### TEXT EXCERPT:
____________________
Stupor is the lack of critical mental function and a level of consciousness, in which an affected person is almost entirely unresponsive and responds only to intense stimuli such as pain. The word derives from the Latin stupor ("numbness, insensibility").

== Signs and symptoms ==
Stupor is characterized by impaired reaction to external stimuli. Those in a stuporous state are rigid, mute and only appear to be conscious, as the eyes are open and follow surrounding objects. If not stimulated externally, a patient with stupor will appear to be in a sleepy state most of the time. In some extreme cases of severe depressive disorders the patient can become motionless, lose their appetite and become mute. Short periods of restricted responsivity can be achieved by intense stimulation (e.g. pain, bright light, loud noise, shock).
____________________
Data records
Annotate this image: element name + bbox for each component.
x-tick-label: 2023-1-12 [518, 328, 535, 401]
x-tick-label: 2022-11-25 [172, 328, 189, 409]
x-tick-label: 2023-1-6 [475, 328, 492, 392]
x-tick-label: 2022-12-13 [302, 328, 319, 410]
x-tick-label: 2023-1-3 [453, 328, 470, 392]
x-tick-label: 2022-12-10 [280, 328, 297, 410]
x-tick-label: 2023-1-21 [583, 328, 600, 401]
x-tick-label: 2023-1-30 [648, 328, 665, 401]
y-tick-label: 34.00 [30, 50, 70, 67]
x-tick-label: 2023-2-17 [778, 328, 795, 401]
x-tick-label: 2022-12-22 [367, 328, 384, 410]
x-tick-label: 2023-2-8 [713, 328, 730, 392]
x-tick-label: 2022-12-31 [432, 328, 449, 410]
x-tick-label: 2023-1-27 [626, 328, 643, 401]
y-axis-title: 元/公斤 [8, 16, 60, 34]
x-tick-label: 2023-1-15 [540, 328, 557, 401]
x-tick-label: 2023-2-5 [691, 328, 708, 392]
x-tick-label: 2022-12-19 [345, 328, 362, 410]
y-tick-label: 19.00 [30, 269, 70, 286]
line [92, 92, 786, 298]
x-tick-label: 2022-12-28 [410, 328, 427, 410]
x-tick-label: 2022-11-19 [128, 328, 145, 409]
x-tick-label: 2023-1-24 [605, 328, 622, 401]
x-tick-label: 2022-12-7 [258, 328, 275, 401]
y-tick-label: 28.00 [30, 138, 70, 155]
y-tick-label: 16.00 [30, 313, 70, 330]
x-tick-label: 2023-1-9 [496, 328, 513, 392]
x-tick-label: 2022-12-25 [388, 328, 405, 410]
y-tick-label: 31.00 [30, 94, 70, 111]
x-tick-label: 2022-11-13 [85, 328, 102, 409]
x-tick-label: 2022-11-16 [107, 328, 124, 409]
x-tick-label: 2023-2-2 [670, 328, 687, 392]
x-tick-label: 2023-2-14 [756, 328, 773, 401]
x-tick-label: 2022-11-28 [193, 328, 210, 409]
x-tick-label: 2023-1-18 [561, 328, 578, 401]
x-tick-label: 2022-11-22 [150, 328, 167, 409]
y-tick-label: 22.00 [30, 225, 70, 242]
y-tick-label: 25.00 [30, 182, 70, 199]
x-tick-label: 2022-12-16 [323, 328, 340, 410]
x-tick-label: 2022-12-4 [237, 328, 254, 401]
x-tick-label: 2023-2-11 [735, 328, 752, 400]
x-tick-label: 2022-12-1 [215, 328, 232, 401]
____________________
### REQUIRED ACTION 1:
Decide whether each statement agrees with the text on stupor. Answer yes or no, and quote the words of the text that settle it.
(a) The word "stupor" comes from Latin.
(b) A person in a stuporous state keeps the eyes closed.
(c) Without outside stimulation, a patient with stupor seems sleepy most of the time.
### REQUIRED ACTION 2:
Answer these questions from the text on stupor.
(a) What does the Latin word stupor mean?
(b) In some extreme cases of severe depressive disorders, what can happen to the patient?
(c) Which examples of intense stimulation are listed?
### REQUIRED ACTION 3:
Write a continuation of the text on stupor that begins after its last sentence.
The rows stand apart from the text on stupor as separate material.

### WRITTEN RESPONSE 1:
(a) Yes: "The word derives from the Latin stupor ("numbness, insensibility")."
(b) No: "as the eyes are open and follow surrounding objects"
(c) Yes: "If not stimulated externally, a patient with stupor will appear to be in a sleepy state most of the time."

### WRITTEN RESPONSE 2:
(a) Numbness, insensibility.
(b) The patient can become motionless, lose their appetite and become mute.
(c) Pain, bright light, loud noise and shock.

### WRITTEN RESPONSE 3:
== Causes ==
Stupor is associated with infectious diseases, complicated toxic states (e.g. heavy metals), severe hypothermia, mental illnesses (e.g. schizophrenia, major depressive disorder), epilepsy, vascular illnesses (e.g. hypertensive encephalopathy), acute stress reaction (shock), neoplasms (e.g. brain tumors), brain disorders (e.g. alzheimers, dementia, fatal insomnia), B_{12} deficiency, major trauma, alcohol poisoning, vitamin D excess, and other conditions.

Lesions of the ascending reticular activation system on height of the pons and metencephalon have been shown to cause stupor. The incidence is higher after left-sided lesions.

== Management ==
Because stupors are caused by another health condition, treatment focuses on uncovering and treating the cause. Doctors may administer IV antibiotics or fluids to treat infections and nutritional deficits, or conduct an MRI to check for lesions on the brain.